Extracted data entries
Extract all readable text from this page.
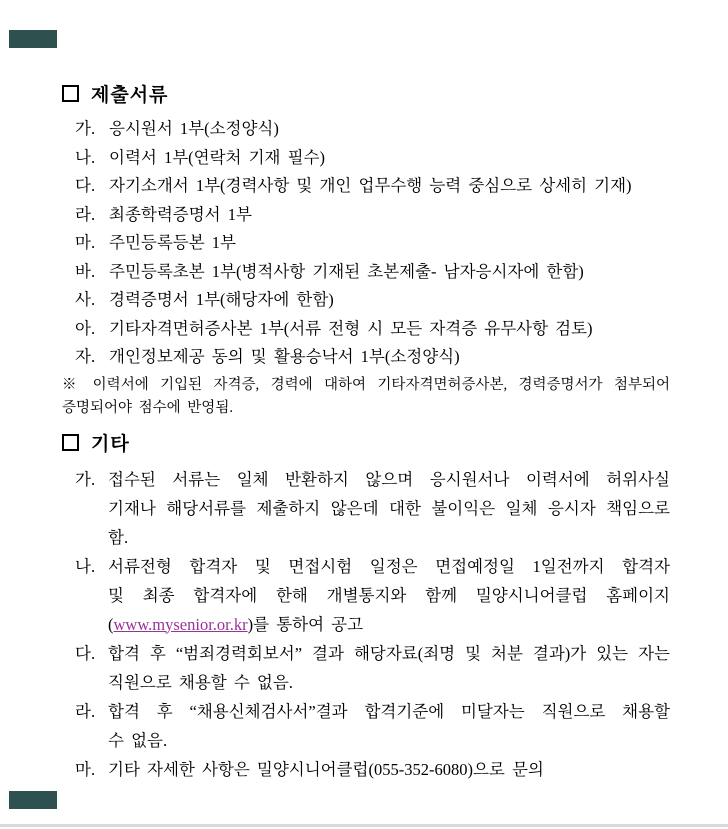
제출서류
가. 응시원서 1부(소정양식)
나. 이력서 1부(연락처 기재 필수)
다. 자기소개서 1부(경력사항 및 개인 업무수행 능력 중심으로 상세히 기재)
라. 최종학력증명서 1부
마. 주민등록등본 1부
바. 주민등록초본 1부(병적사항 기재된 초본제출- 남자응시자에 한함)
사. 경력증명서 1부(해당자에 한함)
아. 기타자격면허증사본 1부(서류 전형 시 모든 자격증 유무사항 검토)
자. 개인정보제공 동의 및 활용승낙서 1부(소정양식)
※ 이력서에 기입된 자격증, 경력에 대하여 기타자격면허증사본, 경력증명서가 첨부되어
증명되어야 점수에 반영됨.
기타
가. 접수된 서류는 일체 반환하지 않으며 응시원서나 이력서에 허위사실
기재나 해당서류를 제출하지 않은데 대한 불이익은 일체 응시자 책임으로 함.
나. 서류전형 합격자 및 면접시험 일정은 면접예정일 1일전까지 합격자
및 최종 합격자에 한해 개별통지와 함께 밀양시니어클럽 홈페이지
(www.mysenior.or.kr)를 통하여 공고
다. 합격 후 “범죄경력회보서” 결과 해당자료(죄명 및 처분 결과)가 있는 자는
직원으로 채용할 수 없음.
라. 합격 후 “채용신체검사서”결과 합격기준에 미달자는 직원으로 채용할
수 없음.
마. 기타 자세한 사항은 밀양시니어클럽(055-352-6080)으로 문의
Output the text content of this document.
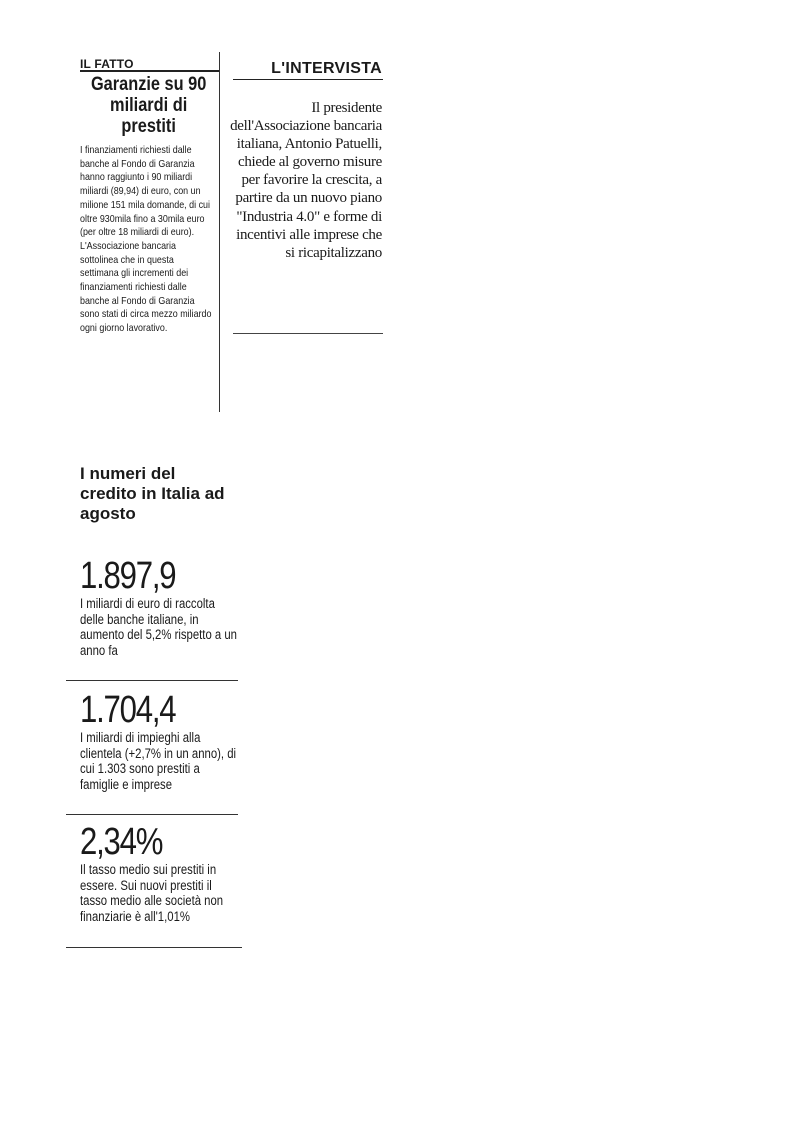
IL FATTO
Garanzie su 90 miliardi di prestiti

I finanziamenti richiesti dalle banche al Fondo di Garanzia hanno raggiunto i 90 miliardi miliardi (89,94) di euro, con un milione 151 mila domande, di cui oltre 930mila fino a 30mila euro (per oltre 18 miliardi di euro). L'Associazione bancaria sottolinea che in questa settimana gli incrementi dei finanziamenti richiesti dalle banche al Fondo di Garanzia sono stati di circa mezzo miliardo ogni giorno lavorativo.

L'INTERVISTA

Il presidente dell'Associazione bancaria italiana, Antonio Patuelli, chiede al governo misure per favorire la crescita, a partire da un nuovo piano "Industria 4.0" e forme di incentivi alle imprese che si ricapitalizzano

I numeri del credito in Italia ad agosto
1.897,9
I miliardi di euro di raccolta delle banche italiane, in aumento del 5,2% rispetto a un anno fa
1.704,4
I miliardi di impieghi alla clientela (+2,7% in un anno), di cui 1.303 sono prestiti a famiglie e imprese
2,34%
Il tasso medio sui prestiti in essere. Sui nuovi prestiti il tasso medio alle società non finanziarie è all'1,01%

▸ **Your task**
Reproduce every record above exactly, but leave out the pictures.

▸ **Response to this exercise**
Extract all readable text from this page.
제출서류
가. 응시원서 1부(소정양식)
나. 이력서 1부(연락처 기재 필수)
다. 자기소개서 1부(경력사항 및 개인 업무수행 능력 중심으로 상세히 기재)
라. 최종학력증명서 1부
마. 주민등록등본 1부
바. 주민등록초본 1부(병적사항 기재된 초본제출- 남자응시자에 한함)
사. 경력증명서 1부(해당자에 한함)
아. 기타자격면허증사본 1부(서류 전형 시 모든 자격증 유무사항 검토)
자. 개인정보제공 동의 및 활용승낙서 1부(소정양식)
※ 이력서에 기입된 자격증, 경력에 대하여 기타자격면허증사본, 경력증명서가 첨부되어
증명되어야 점수에 반영됨.
기타
가. 접수된 서류는 일체 반환하지 않으며 응시원서나 이력서에 허위사실
기재나 해당서류를 제출하지 않은데 대한 불이익은 일체 응시자 책임으로 함.
나. 서류전형 합격자 및 면접시험 일정은 면접예정일 1일전까지 합격자
및 최종 합격자에 한해 개별통지와 함께 밀양시니어클럽 홈페이지
(www.mysenior.or.kr)를 통하여 공고
다. 합격 후 “범죄경력회보서” 결과 해당자료(죄명 및 처분 결과)가 있는 자는
직원으로 채용할 수 없음.
라. 합격 후 “채용신체검사서”결과 합격기준에 미달자는 직원으로 채용할
수 없음.
마. 기타 자세한 사항은 밀양시니어클럽(055-352-6080)으로 문의
Output the text content of this document.
IL FATTO
Garanzie su 90 miliardi di prestiti

I finanziamenti richiesti dalle banche al Fondo di Garanzia hanno raggiunto i 90 miliardi miliardi (89,94) di euro, con un milione 151 mila domande, di cui oltre 930mila fino a 30mila euro (per oltre 18 miliardi di euro). L'Associazione bancaria sottolinea che in questa settimana gli incrementi dei finanziamenti richiesti dalle banche al Fondo di Garanzia sono stati di circa mezzo miliardo ogni giorno lavorativo.

L'INTERVISTA

Il presidente dell'Associazione bancaria italiana, Antonio Patuelli, chiede al governo misure per favorire la crescita, a partire da un nuovo piano "Industria 4.0" e forme di incentivi alle imprese che si ricapitalizzano

I numeri del credito in Italia ad agosto
1.897,9
I miliardi di euro di raccolta delle banche italiane, in aumento del 5,2% rispetto a un anno fa
1.704,4
I miliardi di impieghi alla clientela (+2,7% in un anno), di cui 1.303 sono prestiti a famiglie e imprese
2,34%
Il tasso medio sui prestiti in essere. Sui nuovi prestiti il tasso medio alle società non finanziarie è all'1,01%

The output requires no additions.